Saved entries –
--------------------------------

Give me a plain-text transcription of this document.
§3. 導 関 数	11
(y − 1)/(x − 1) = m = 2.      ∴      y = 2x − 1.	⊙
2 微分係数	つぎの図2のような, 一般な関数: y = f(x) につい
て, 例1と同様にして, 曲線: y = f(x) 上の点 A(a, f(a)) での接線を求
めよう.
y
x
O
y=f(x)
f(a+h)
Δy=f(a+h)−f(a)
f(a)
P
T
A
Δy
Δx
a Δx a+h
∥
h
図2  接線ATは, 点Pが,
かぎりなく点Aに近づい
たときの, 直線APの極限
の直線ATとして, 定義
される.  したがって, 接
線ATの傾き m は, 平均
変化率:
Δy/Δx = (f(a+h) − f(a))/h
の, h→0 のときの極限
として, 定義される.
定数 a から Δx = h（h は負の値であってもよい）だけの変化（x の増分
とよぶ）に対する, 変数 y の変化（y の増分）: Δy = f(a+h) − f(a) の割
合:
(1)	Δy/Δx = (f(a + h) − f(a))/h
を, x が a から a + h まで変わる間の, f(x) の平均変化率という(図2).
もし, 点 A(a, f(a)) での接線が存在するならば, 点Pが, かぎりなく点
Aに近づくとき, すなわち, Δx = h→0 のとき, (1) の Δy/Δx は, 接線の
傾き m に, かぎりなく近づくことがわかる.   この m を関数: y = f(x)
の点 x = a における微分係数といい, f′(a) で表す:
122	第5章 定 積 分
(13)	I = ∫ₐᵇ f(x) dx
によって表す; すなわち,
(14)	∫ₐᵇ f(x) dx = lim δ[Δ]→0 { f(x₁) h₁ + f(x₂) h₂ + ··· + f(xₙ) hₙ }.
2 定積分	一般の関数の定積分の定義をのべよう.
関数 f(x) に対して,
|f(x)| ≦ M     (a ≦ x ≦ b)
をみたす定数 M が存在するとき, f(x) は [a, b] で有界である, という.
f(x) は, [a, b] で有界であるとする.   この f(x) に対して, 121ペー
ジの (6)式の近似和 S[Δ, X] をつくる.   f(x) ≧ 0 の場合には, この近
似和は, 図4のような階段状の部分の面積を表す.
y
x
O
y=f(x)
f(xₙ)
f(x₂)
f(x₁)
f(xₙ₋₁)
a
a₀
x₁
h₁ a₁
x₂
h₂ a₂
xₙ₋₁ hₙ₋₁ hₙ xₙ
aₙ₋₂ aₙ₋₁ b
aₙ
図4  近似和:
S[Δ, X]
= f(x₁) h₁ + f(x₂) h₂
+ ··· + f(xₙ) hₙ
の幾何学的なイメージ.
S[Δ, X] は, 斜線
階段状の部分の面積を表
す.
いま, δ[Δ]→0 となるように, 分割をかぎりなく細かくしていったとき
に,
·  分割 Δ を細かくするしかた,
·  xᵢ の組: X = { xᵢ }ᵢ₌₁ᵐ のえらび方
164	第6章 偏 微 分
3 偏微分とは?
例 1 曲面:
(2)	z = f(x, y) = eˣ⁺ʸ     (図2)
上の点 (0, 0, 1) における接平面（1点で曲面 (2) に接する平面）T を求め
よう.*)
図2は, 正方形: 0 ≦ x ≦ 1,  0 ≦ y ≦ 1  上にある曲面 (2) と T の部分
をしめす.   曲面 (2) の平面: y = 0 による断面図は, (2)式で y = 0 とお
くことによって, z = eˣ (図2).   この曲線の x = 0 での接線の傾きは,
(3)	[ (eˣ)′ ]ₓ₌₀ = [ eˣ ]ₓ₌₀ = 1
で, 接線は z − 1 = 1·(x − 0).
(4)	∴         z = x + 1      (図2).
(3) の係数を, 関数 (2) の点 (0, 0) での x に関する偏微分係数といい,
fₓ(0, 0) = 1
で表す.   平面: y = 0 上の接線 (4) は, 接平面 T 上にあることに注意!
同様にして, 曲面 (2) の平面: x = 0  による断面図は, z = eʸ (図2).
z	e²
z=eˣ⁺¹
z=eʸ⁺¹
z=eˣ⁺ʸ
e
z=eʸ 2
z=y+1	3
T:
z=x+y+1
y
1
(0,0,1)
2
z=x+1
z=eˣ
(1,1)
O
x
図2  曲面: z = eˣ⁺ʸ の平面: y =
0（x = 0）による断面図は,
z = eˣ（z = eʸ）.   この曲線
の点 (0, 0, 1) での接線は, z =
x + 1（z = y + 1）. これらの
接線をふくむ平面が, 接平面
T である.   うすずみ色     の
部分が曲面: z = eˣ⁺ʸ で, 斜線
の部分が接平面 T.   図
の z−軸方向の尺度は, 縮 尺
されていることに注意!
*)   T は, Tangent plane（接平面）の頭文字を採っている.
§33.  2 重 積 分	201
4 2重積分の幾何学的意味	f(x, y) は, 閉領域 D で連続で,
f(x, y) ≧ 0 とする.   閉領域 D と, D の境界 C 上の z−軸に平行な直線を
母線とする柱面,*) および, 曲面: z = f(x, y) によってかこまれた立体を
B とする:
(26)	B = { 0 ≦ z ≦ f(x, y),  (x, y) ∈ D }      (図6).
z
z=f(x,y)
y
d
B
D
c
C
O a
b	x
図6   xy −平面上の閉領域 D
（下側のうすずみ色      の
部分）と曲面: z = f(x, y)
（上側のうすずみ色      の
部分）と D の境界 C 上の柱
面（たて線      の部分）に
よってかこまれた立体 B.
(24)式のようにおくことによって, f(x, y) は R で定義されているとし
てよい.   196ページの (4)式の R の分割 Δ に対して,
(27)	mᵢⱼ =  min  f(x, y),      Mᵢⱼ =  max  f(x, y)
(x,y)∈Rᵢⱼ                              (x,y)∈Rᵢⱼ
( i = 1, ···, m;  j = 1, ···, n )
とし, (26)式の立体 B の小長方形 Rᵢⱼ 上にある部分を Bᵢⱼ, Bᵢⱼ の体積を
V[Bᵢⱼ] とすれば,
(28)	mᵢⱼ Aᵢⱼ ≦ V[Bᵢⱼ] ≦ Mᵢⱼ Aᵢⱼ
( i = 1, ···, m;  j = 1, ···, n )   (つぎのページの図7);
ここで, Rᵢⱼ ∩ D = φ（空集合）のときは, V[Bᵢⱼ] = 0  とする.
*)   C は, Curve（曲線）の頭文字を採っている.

--------------------------------

Work instructions –
Extract all of the data above without altering anything.

Written solution –
Give me a plain-text transcription of this document.
§3. 導 関 数	11
(y − 1)/(x − 1) = m = 2.      ∴      y = 2x − 1.	⊙
2 微分係数	つぎの図2のような, 一般な関数: y = f(x) につい
て, 例1と同様にして, 曲線: y = f(x) 上の点 A(a, f(a)) での接線を求
めよう.
y
x
O
y=f(x)
f(a+h)
Δy=f(a+h)−f(a)
f(a)
P
T
A
Δy
Δx
a Δx a+h
∥
h
図2  接線ATは, 点Pが,
かぎりなく点Aに近づい
たときの, 直線APの極限
の直線ATとして, 定義
される.  したがって, 接
線ATの傾き m は, 平均
変化率:
Δy/Δx = (f(a+h) − f(a))/h
の, h→0 のときの極限
として, 定義される.
定数 a から Δx = h（h は負の値であってもよい）だけの変化（x の増分
とよぶ）に対する, 変数 y の変化（y の増分）: Δy = f(a+h) − f(a) の割
合:
(1)	Δy/Δx = (f(a + h) − f(a))/h
を, x が a から a + h まで変わる間の, f(x) の平均変化率という(図2).
もし, 点 A(a, f(a)) での接線が存在するならば, 点Pが, かぎりなく点
Aに近づくとき, すなわち, Δx = h→0 のとき, (1) の Δy/Δx は, 接線の
傾き m に, かぎりなく近づくことがわかる.   この m を関数: y = f(x)
の点 x = a における微分係数といい, f′(a) で表す:
122	第5章 定 積 分
(13)	I = ∫ₐᵇ f(x) dx
によって表す; すなわち,
(14)	∫ₐᵇ f(x) dx = lim δ[Δ]→0 { f(x₁) h₁ + f(x₂) h₂ + ··· + f(xₙ) hₙ }.
2 定積分	一般の関数の定積分の定義をのべよう.
関数 f(x) に対して,
|f(x)| ≦ M     (a ≦ x ≦ b)
をみたす定数 M が存在するとき, f(x) は [a, b] で有界である, という.
f(x) は, [a, b] で有界であるとする.   この f(x) に対して, 121ペー
ジの (6)式の近似和 S[Δ, X] をつくる.   f(x) ≧ 0 の場合には, この近
似和は, 図4のような階段状の部分の面積を表す.
y
x
O
y=f(x)
f(xₙ)
f(x₂)
f(x₁)
f(xₙ₋₁)
a
a₀
x₁
h₁ a₁
x₂
h₂ a₂
xₙ₋₁ hₙ₋₁ hₙ xₙ
aₙ₋₂ aₙ₋₁ b
aₙ
図4  近似和:
S[Δ, X]
= f(x₁) h₁ + f(x₂) h₂
+ ··· + f(xₙ) hₙ
の幾何学的なイメージ.
S[Δ, X] は, 斜線
階段状の部分の面積を表
す.
いま, δ[Δ]→0 となるように, 分割をかぎりなく細かくしていったとき
に,
·  分割 Δ を細かくするしかた,
·  xᵢ の組: X = { xᵢ }ᵢ₌₁ᵐ のえらび方
164	第6章 偏 微 分
3 偏微分とは?
例 1 曲面:
(2)	z = f(x, y) = eˣ⁺ʸ     (図2)
上の点 (0, 0, 1) における接平面（1点で曲面 (2) に接する平面）T を求め
よう.*)
図2は, 正方形: 0 ≦ x ≦ 1,  0 ≦ y ≦ 1  上にある曲面 (2) と T の部分
をしめす.   曲面 (2) の平面: y = 0 による断面図は, (2)式で y = 0 とお
くことによって, z = eˣ (図2).   この曲線の x = 0 での接線の傾きは,
(3)	[ (eˣ)′ ]ₓ₌₀ = [ eˣ ]ₓ₌₀ = 1
で, 接線は z − 1 = 1·(x − 0).
(4)	∴         z = x + 1      (図2).
(3) の係数を, 関数 (2) の点 (0, 0) での x に関する偏微分係数といい,
fₓ(0, 0) = 1
で表す.   平面: y = 0 上の接線 (4) は, 接平面 T 上にあることに注意!
同様にして, 曲面 (2) の平面: x = 0  による断面図は, z = eʸ (図2).
z	e²
z=eˣ⁺¹
z=eʸ⁺¹
z=eˣ⁺ʸ
e
z=eʸ 2
z=y+1	3
T:
z=x+y+1
y
1
(0,0,1)
2
z=x+1
z=eˣ
(1,1)
O
x
図2  曲面: z = eˣ⁺ʸ の平面: y =
0（x = 0）による断面図は,
z = eˣ（z = eʸ）.   この曲線
の点 (0, 0, 1) での接線は, z =
x + 1（z = y + 1）. これらの
接線をふくむ平面が, 接平面
T である.   うすずみ色     の
部分が曲面: z = eˣ⁺ʸ で, 斜線
の部分が接平面 T.   図
の z−軸方向の尺度は, 縮 尺
されていることに注意!
*)   T は, Tangent plane（接平面）の頭文字を採っている.
§33.  2 重 積 分	201
4 2重積分の幾何学的意味	f(x, y) は, 閉領域 D で連続で,
f(x, y) ≧ 0 とする.   閉領域 D と, D の境界 C 上の z−軸に平行な直線を
母線とする柱面,*) および, 曲面: z = f(x, y) によってかこまれた立体を
B とする:
(26)	B = { 0 ≦ z ≦ f(x, y),  (x, y) ∈ D }      (図6).
z
z=f(x,y)
y
d
B
D
c
C
O a
b	x
図6   xy −平面上の閉領域 D
（下側のうすずみ色      の
部分）と曲面: z = f(x, y)
（上側のうすずみ色      の
部分）と D の境界 C 上の柱
面（たて線      の部分）に
よってかこまれた立体 B.
(24)式のようにおくことによって, f(x, y) は R で定義されているとし
てよい.   196ページの (4)式の R の分割 Δ に対して,
(27)	mᵢⱼ =  min  f(x, y),      Mᵢⱼ =  max  f(x, y)
(x,y)∈Rᵢⱼ                              (x,y)∈Rᵢⱼ
( i = 1, ···, m;  j = 1, ···, n )
とし, (26)式の立体 B の小長方形 Rᵢⱼ 上にある部分を Bᵢⱼ, Bᵢⱼ の体積を
V[Bᵢⱼ] とすれば,
(28)	mᵢⱼ Aᵢⱼ ≦ V[Bᵢⱼ] ≦ Mᵢⱼ Aᵢⱼ
( i = 1, ···, m;  j = 1, ···, n )   (つぎのページの図7);
ここで, Rᵢⱼ ∩ D = φ（空集合）のときは, V[Bᵢⱼ] = 0  とする.
*)   C は, Curve（曲線）の頭文字を採っている.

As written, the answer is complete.